### PAGE TEXT
------------------------------------------------
This post is sponsored by Huggies®. As always, all opinions are our own.
While I’ve always enjoyed letting the kids cook with me over the years, I realized over the summer that they have finally reached an age where that “help” has turned from glorified playtime with mommy into actual assistance in getting food to the table more easily. Both of my girls love taking on actual food prep tasks using real kitchen tools and I’ve learned that it is way more fun cooking dinner with them alongside me.
Regular school nights can be more hectic than I like and finding time to slow down enough for supervising safety is more difficult to manage. One Sunday we attempted a silly game of Kitchen Cook-off pitting the Peanut against Little Pea and it was a huge hit with both girls.
The Kitchen Cook-off Recipe Challenges:
- Make pasta with chicken meatballs and tomato sauce for Sunday dinner.
- Prepare homemade tomato salsa for the coming week’s after school snack.
How to play Kitchen Cook-off with kids:
Briefly explain the techniques each recipe will use and then let the contestants choose which one they want to make. Little Pea was excited to sauté the meatballs on the stove top and the Peanut loves to use my Cuisinart food processor so our decision was easy.
Alternatively, you could lay out the unique kitchen tools that might be used for each recipe and let them blindly pick the food based on the tools in front of them. For example, a citrus press vs. a food grater–kids pick the tool and then the recipe is revealed.
Safety First! I split our challenge into separate stages so I could give each girl special one on one time but more importantly so I could watch them like a hawk and keep them safe. I tried to let them do as much of the cooking as possible but I still did the most dangerous tasks myself: pouring out the boiling pasta water, managing the heat level on the stove, and stepping in at any point where I was worried about cuts or burns.
For Little Pea, I insisted she use both of my oven mitts over her arms once the stove top was turned on. When the oil got too hot, I asked her to step away and wait while I turned it down and let it cool a bit. I also gave her the longest armed wooden spoon so she could keep her body away from the pan while turning the meatballs.
------------------------------------------------
### GIVEN RECORDS
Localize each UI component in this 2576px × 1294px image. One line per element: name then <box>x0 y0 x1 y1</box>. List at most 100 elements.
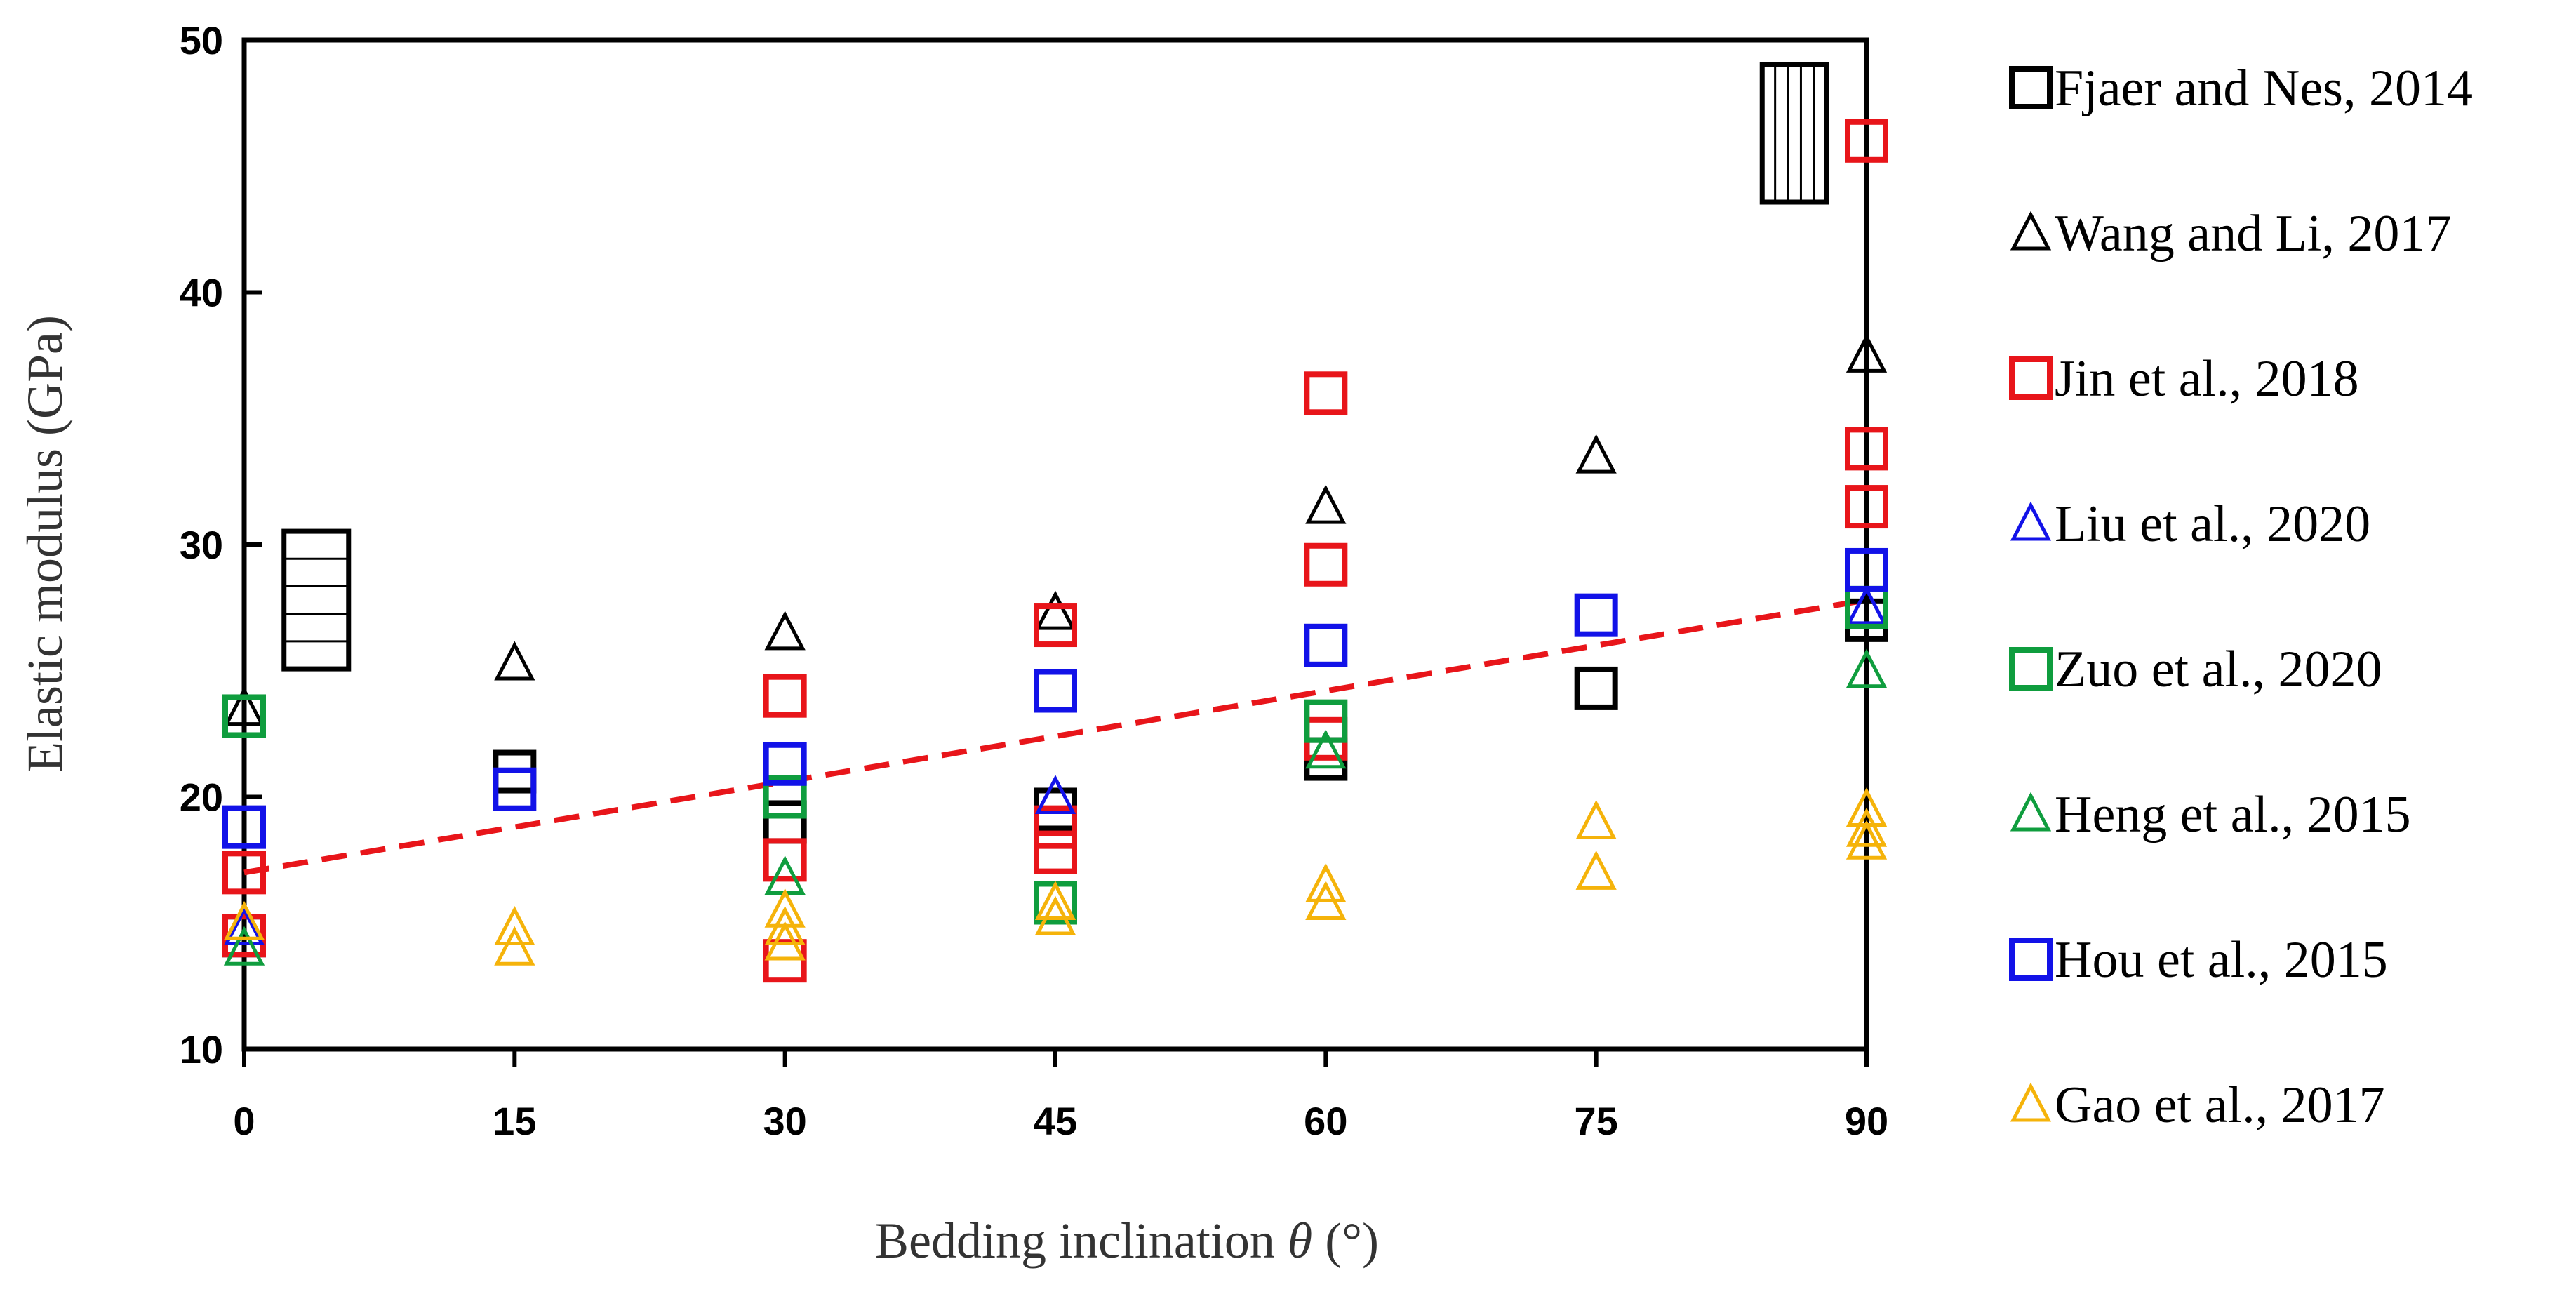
data-point <box>493 767 537 811</box>
data-point <box>222 851 266 895</box>
data-point <box>1575 800 1617 839</box>
y-axis-ticks: 10 20 30 40 50 <box>180 18 262 1072</box>
data-point <box>494 926 535 966</box>
data-point <box>1304 542 1348 587</box>
data-point <box>1034 590 1076 630</box>
legend-item: Wang and Li, 2017 <box>2010 205 2451 262</box>
data-point <box>764 906 806 945</box>
data-point <box>763 775 807 819</box>
vertical-bedding-icon <box>1759 62 1829 205</box>
data-point <box>223 926 265 966</box>
legend: Fjaer and Nes, 2014 Wang and Li, 2017 Jin … <box>2009 60 2473 1134</box>
legend-item: Hou et al., 2015 <box>2009 931 2388 989</box>
legend-label: Gao et al., 2017 <box>2055 1076 2385 1134</box>
data-point <box>1034 603 1077 648</box>
data-point <box>763 800 807 844</box>
legend-label: Wang and Li, 2017 <box>2055 205 2451 262</box>
data-point <box>764 921 806 961</box>
data-point <box>763 742 807 786</box>
series-layer <box>222 119 1888 983</box>
data-point <box>223 900 265 940</box>
data-point <box>1304 699 1348 743</box>
data-point <box>494 641 535 681</box>
y-tick-label: 10 <box>180 1027 223 1072</box>
legend-label: Fjaer and Nes, 2014 <box>2055 60 2473 117</box>
data-point <box>1845 119 1888 163</box>
data-point <box>1034 805 1077 849</box>
data-point <box>1575 850 1617 890</box>
data-point <box>222 805 266 849</box>
legend-marker <box>2009 647 2053 691</box>
data-point <box>1846 585 1888 625</box>
data-point <box>222 914 266 958</box>
bedding-frame <box>1759 62 1829 205</box>
data-point <box>1575 434 1617 474</box>
legend-marker <box>2010 501 2052 541</box>
legend-label: Liu et al., 2020 <box>2055 495 2370 553</box>
data-point <box>1034 895 1076 935</box>
y-tick-label: 20 <box>180 775 223 820</box>
legend-item: Gao et al., 2017 <box>2010 1076 2385 1134</box>
series-group <box>223 585 1888 945</box>
legend-item: Fjaer and Nes, 2014 <box>2009 60 2473 117</box>
y-tick-label: 50 <box>180 18 223 62</box>
x-tick-label: 90 <box>1845 1099 1888 1143</box>
series-group <box>223 787 1888 966</box>
legend-marker <box>2010 1082 2052 1122</box>
data-point <box>1034 775 1076 814</box>
x-tick-label: 15 <box>493 1099 536 1143</box>
series-group <box>222 119 1888 983</box>
data-point <box>1304 371 1348 415</box>
data-point <box>223 686 265 726</box>
data-point <box>1305 881 1347 920</box>
legend-label: Zuo et al., 2020 <box>2055 641 2382 698</box>
data-point <box>223 906 265 945</box>
x-axis-ticks: 0 15 30 45 60 75 90 <box>233 1049 1888 1143</box>
data-point <box>1304 623 1348 667</box>
legend-marker <box>2009 938 2053 981</box>
x-tick-label: 60 <box>1304 1099 1347 1143</box>
legend-label: Jin et al., 2018 <box>2055 350 2359 408</box>
y-axis-title: Elastic modulus (GPa) <box>17 315 73 773</box>
data-point <box>1846 807 1888 847</box>
data-point <box>1845 427 1888 471</box>
data-point <box>1845 485 1888 529</box>
data-point <box>1034 669 1077 713</box>
x-tick-label: 30 <box>763 1099 807 1143</box>
y-tick-label: 40 <box>180 271 223 315</box>
y-tick-label: 30 <box>180 523 223 567</box>
horizontal-bedding-icon <box>281 528 352 672</box>
data-point <box>1305 862 1347 902</box>
x-tick-label: 0 <box>233 1099 255 1143</box>
x-axis-title: Bedding inclination θ (°) <box>875 1213 1379 1269</box>
legend-item: Jin et al., 2018 <box>2009 350 2359 408</box>
data-point <box>1305 729 1347 769</box>
legend-item: Liu et al., 2020 <box>2010 495 2370 553</box>
legend-label: Heng et al., 2015 <box>2055 786 2411 843</box>
bedding-frame <box>281 528 352 672</box>
data-point <box>1845 547 1888 592</box>
legend-label: Hou et al., 2015 <box>2055 931 2388 989</box>
data-point <box>1034 881 1076 920</box>
data-point <box>1034 830 1077 874</box>
legend-marker <box>2010 792 2052 832</box>
data-point <box>1846 820 1888 860</box>
x-tick-label: 75 <box>1575 1099 1618 1143</box>
series-group <box>223 333 1888 726</box>
data-point <box>1574 666 1618 710</box>
legend-marker <box>2010 211 2052 251</box>
legend-item: Zuo et al., 2020 <box>2009 641 2382 698</box>
x-tick-label: 45 <box>1034 1099 1077 1143</box>
data-point <box>1846 648 1888 688</box>
data-point <box>763 674 807 718</box>
data-point <box>1574 593 1618 637</box>
data-point <box>764 611 806 651</box>
legend-item: Heng et al., 2015 <box>2010 786 2411 843</box>
legend-marker <box>2009 356 2053 400</box>
data-point <box>763 838 807 882</box>
legend-marker <box>2009 66 2053 109</box>
data-point <box>222 694 266 738</box>
data-point <box>494 906 535 945</box>
data-point <box>1846 333 1888 373</box>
------------------------------------------------
### INSTRUCTIONS TO FOLLOW
Copy out the Kitchen Cook-off post above word for word, from start to finish.

### ANSWER
This post is sponsored by Huggies®. As always, all opinions are our own.
While I’ve always enjoyed letting the kids cook with me over the years, I realized over the summer that they have finally reached an age where that “help” has turned from glorified playtime with mommy into actual assistance in getting food to the table more easily. Both of my girls love taking on actual food prep tasks using real kitchen tools and I’ve learned that it is way more fun cooking dinner with them alongside me.
Regular school nights can be more hectic than I like and finding time to slow down enough for supervising safety is more difficult to manage. One Sunday we attempted a silly game of Kitchen Cook-off pitting the Peanut against Little Pea and it was a huge hit with both girls.
The Kitchen Cook-off Recipe Challenges:
- Make pasta with chicken meatballs and tomato sauce for Sunday dinner.
- Prepare homemade tomato salsa for the coming week’s after school snack.
How to play Kitchen Cook-off with kids:
Briefly explain the techniques each recipe will use and then let the contestants choose which one they want to make. Little Pea was excited to sauté the meatballs on the stove top and the Peanut loves to use my Cuisinart food processor so our decision was easy.
Alternatively, you could lay out the unique kitchen tools that might be used for each recipe and let them blindly pick the food based on the tools in front of them. For example, a citrus press vs. a food grater–kids pick the tool and then the recipe is revealed.
Safety First! I split our challenge into separate stages so I could give each girl special one on one time but more importantly so I could watch them like a hawk and keep them safe. I tried to let them do as much of the cooking as possible but I still did the most dangerous tasks myself: pouring out the boiling pasta water, managing the heat level on the stove, and stepping in at any point where I was worried about cuts or burns.
For Little Pea, I insisted she use both of my oven mitts over her arms once the stove top was turned on. When the oil got too hot, I asked her to step away and wait while I turned it down and let it cool a bit. I also gave her the longest armed wooden spoon so she could keep her body away from the pan while turning the meatballs.